<<<<
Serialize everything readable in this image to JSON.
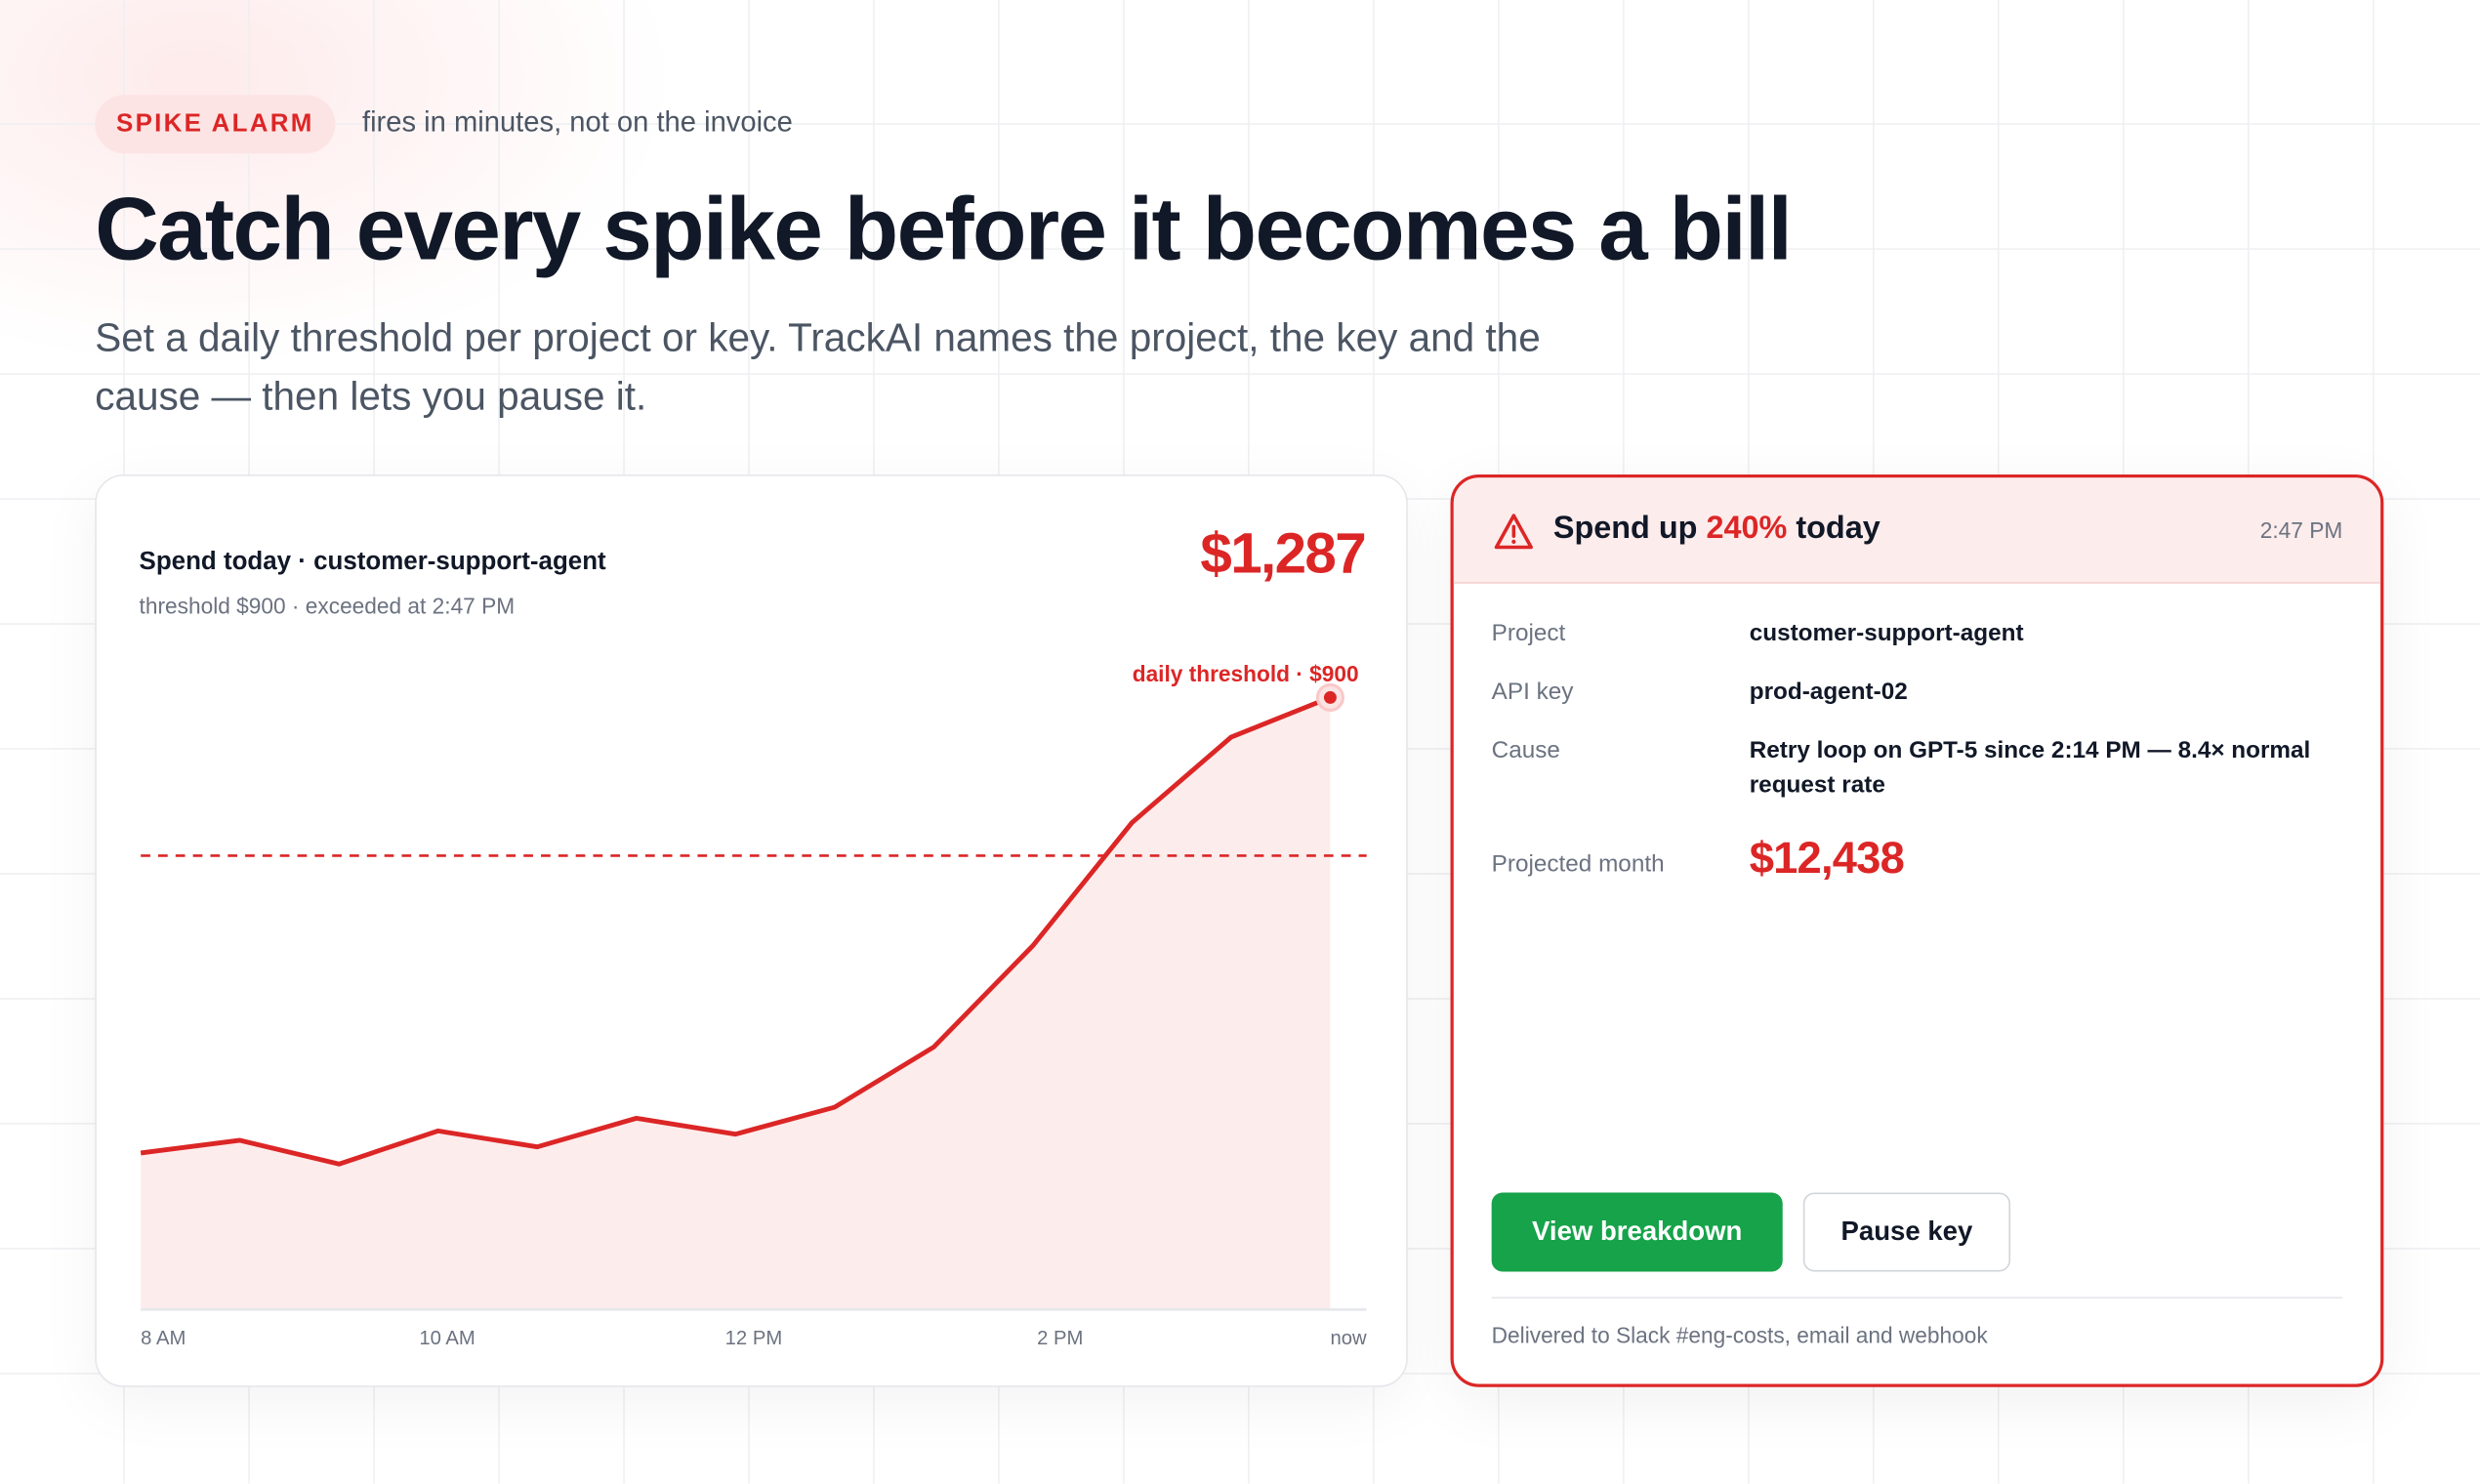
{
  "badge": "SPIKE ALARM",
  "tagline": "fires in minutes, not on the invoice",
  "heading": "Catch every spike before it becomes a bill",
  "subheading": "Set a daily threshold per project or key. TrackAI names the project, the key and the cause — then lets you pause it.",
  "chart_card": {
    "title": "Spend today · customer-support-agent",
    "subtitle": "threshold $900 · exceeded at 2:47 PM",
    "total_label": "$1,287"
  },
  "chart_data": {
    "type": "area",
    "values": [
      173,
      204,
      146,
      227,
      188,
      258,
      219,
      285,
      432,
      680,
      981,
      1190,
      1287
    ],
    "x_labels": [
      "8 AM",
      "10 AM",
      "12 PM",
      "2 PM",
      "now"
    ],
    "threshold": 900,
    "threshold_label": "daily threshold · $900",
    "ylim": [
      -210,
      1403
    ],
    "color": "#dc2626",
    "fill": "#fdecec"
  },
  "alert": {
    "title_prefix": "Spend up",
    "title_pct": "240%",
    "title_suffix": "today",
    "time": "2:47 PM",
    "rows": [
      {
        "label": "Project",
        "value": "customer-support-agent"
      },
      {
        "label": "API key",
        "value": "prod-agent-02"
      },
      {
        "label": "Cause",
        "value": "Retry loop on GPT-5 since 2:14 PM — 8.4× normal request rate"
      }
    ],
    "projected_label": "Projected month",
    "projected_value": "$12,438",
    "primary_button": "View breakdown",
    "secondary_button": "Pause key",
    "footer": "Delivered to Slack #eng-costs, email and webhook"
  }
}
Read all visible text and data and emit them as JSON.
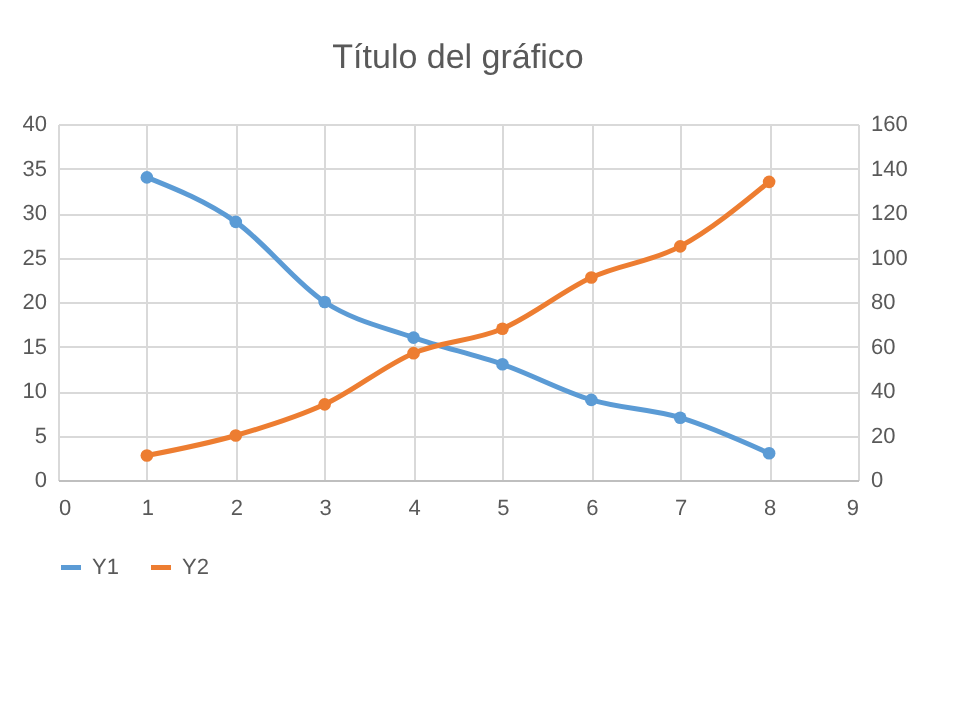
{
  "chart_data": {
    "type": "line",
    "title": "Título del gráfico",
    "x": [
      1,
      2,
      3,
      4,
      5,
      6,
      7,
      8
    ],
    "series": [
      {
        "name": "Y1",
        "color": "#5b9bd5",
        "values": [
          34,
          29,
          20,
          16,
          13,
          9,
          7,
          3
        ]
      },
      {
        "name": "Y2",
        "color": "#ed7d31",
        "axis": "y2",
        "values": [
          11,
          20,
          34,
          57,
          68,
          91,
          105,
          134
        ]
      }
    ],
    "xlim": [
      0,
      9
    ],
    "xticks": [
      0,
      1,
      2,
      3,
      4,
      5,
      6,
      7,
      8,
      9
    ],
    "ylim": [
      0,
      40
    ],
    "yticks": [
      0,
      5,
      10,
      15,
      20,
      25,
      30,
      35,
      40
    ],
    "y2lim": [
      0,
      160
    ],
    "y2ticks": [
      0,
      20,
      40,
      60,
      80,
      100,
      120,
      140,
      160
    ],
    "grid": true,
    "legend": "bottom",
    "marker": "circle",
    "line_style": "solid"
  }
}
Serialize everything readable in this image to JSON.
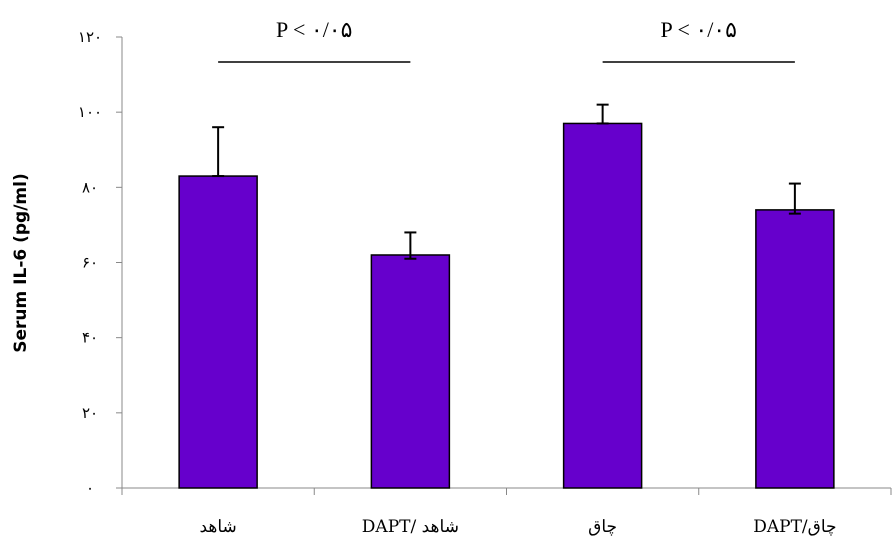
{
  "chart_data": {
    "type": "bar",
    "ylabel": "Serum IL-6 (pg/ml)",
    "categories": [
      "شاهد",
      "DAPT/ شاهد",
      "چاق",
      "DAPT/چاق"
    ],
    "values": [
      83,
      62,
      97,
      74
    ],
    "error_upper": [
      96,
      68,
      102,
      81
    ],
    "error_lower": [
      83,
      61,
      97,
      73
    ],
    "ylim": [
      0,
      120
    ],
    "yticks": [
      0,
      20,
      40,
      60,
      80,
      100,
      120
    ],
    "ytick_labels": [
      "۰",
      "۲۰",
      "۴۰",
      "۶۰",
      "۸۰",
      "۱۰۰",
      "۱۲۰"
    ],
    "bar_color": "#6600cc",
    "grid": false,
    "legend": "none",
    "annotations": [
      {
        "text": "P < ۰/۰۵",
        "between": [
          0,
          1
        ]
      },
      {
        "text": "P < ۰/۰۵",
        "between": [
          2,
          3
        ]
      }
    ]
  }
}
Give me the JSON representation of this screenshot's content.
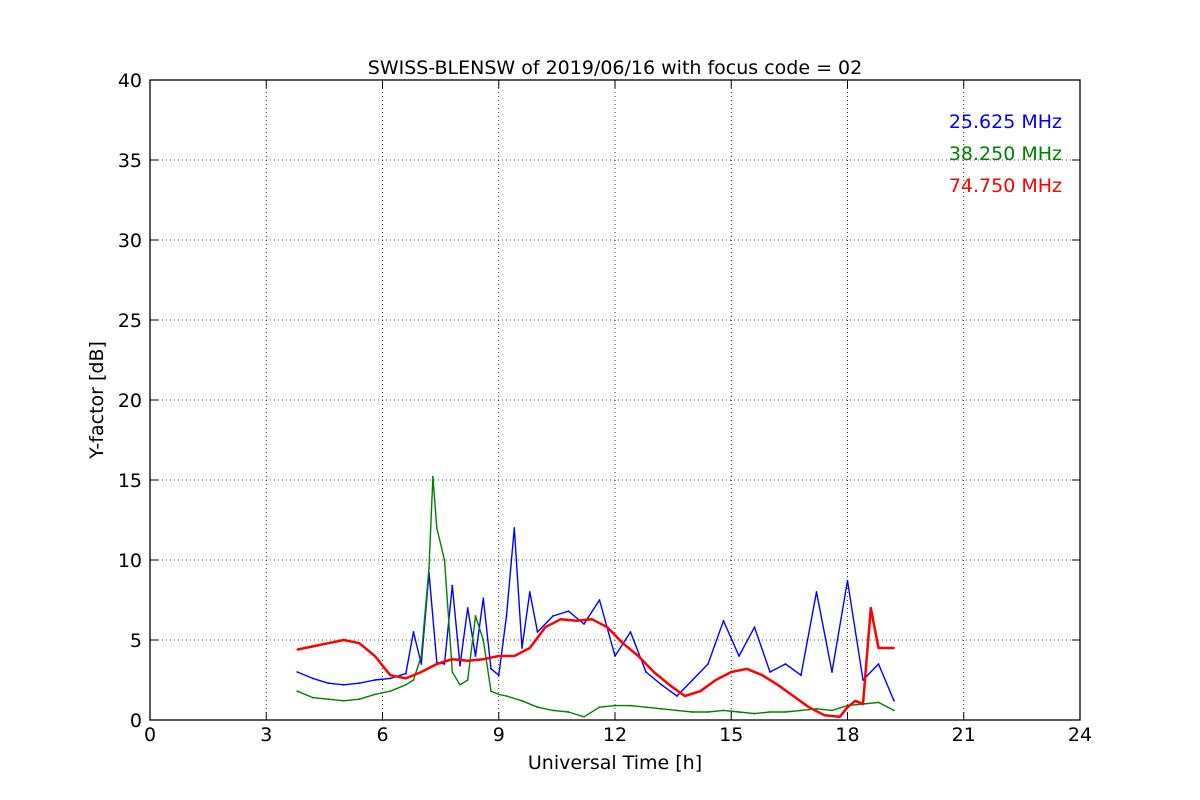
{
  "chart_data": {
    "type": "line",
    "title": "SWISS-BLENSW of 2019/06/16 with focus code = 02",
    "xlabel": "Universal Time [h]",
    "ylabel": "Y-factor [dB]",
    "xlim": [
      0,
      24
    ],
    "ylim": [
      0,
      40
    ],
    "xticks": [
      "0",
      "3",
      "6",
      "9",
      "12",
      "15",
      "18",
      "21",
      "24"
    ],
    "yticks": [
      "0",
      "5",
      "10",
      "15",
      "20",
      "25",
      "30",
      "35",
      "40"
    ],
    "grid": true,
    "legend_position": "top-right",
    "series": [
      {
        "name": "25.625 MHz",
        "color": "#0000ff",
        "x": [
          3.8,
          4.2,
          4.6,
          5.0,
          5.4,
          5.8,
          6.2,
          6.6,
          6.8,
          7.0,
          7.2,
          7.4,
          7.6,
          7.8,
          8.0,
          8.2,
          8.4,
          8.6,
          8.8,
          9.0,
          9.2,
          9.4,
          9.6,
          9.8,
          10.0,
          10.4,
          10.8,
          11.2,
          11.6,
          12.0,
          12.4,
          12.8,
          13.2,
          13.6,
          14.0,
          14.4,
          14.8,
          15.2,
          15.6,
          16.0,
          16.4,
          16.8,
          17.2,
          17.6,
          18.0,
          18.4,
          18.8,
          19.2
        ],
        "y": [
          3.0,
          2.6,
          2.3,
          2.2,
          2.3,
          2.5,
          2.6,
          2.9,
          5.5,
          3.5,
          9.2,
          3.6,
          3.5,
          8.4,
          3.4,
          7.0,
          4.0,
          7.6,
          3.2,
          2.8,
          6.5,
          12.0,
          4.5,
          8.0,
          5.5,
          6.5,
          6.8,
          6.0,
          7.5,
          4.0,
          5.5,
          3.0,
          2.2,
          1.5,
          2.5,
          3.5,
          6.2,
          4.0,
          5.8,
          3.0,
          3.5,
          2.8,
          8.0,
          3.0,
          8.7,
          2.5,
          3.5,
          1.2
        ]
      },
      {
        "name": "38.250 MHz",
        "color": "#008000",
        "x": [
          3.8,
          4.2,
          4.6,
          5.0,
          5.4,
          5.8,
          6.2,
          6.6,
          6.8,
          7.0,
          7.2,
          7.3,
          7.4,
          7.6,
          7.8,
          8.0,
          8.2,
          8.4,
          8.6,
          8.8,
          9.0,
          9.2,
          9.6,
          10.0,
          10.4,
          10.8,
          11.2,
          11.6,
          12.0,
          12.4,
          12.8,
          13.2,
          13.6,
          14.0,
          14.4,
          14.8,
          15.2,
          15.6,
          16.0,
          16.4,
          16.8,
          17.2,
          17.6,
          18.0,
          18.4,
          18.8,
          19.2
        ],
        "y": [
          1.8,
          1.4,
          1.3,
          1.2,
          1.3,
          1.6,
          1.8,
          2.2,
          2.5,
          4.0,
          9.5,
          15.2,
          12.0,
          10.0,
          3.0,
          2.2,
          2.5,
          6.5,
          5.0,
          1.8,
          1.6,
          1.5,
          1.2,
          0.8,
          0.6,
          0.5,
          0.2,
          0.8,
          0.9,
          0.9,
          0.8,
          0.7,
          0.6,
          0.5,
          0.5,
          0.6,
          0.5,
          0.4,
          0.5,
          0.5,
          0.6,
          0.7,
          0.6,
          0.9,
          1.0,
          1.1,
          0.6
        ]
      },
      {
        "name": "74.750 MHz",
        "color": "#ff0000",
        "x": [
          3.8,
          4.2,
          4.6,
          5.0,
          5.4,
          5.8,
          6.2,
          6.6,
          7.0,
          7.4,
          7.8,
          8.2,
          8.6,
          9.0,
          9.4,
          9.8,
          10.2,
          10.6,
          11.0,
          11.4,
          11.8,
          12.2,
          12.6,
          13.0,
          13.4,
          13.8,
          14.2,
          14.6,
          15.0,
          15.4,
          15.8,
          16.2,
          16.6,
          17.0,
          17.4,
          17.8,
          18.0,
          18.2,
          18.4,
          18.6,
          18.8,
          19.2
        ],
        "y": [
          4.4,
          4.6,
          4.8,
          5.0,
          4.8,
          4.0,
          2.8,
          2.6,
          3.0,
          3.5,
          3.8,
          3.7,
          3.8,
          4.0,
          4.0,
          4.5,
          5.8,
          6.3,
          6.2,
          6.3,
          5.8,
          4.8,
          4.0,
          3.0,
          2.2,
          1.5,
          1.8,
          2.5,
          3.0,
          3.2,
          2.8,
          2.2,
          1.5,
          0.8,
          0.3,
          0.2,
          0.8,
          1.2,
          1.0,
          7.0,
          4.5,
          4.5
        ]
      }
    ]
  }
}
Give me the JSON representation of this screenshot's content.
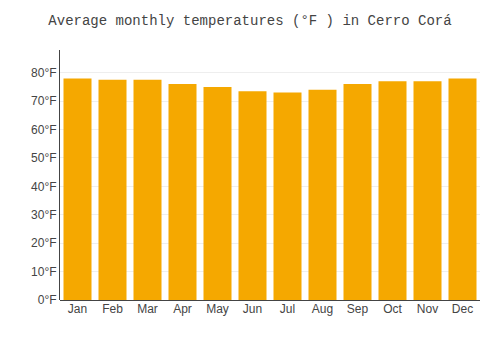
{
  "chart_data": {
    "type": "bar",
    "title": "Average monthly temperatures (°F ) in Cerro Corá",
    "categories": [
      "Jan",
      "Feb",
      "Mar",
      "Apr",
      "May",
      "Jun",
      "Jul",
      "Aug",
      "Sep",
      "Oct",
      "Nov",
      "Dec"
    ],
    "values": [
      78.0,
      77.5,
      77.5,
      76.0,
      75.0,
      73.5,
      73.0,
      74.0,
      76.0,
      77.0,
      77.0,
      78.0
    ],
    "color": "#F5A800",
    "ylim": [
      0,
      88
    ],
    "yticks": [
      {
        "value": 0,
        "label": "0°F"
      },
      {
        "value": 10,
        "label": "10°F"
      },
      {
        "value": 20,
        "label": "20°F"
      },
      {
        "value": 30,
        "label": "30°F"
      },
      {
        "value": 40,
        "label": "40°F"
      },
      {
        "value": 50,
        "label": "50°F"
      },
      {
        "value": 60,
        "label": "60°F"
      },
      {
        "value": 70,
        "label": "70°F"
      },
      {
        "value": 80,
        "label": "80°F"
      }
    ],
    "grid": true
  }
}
>>>>
Search the records above for "customer". Copy each line where it is found.

    "title": "Spend today · customer-support-agent",
        "value": "customer-support-agent"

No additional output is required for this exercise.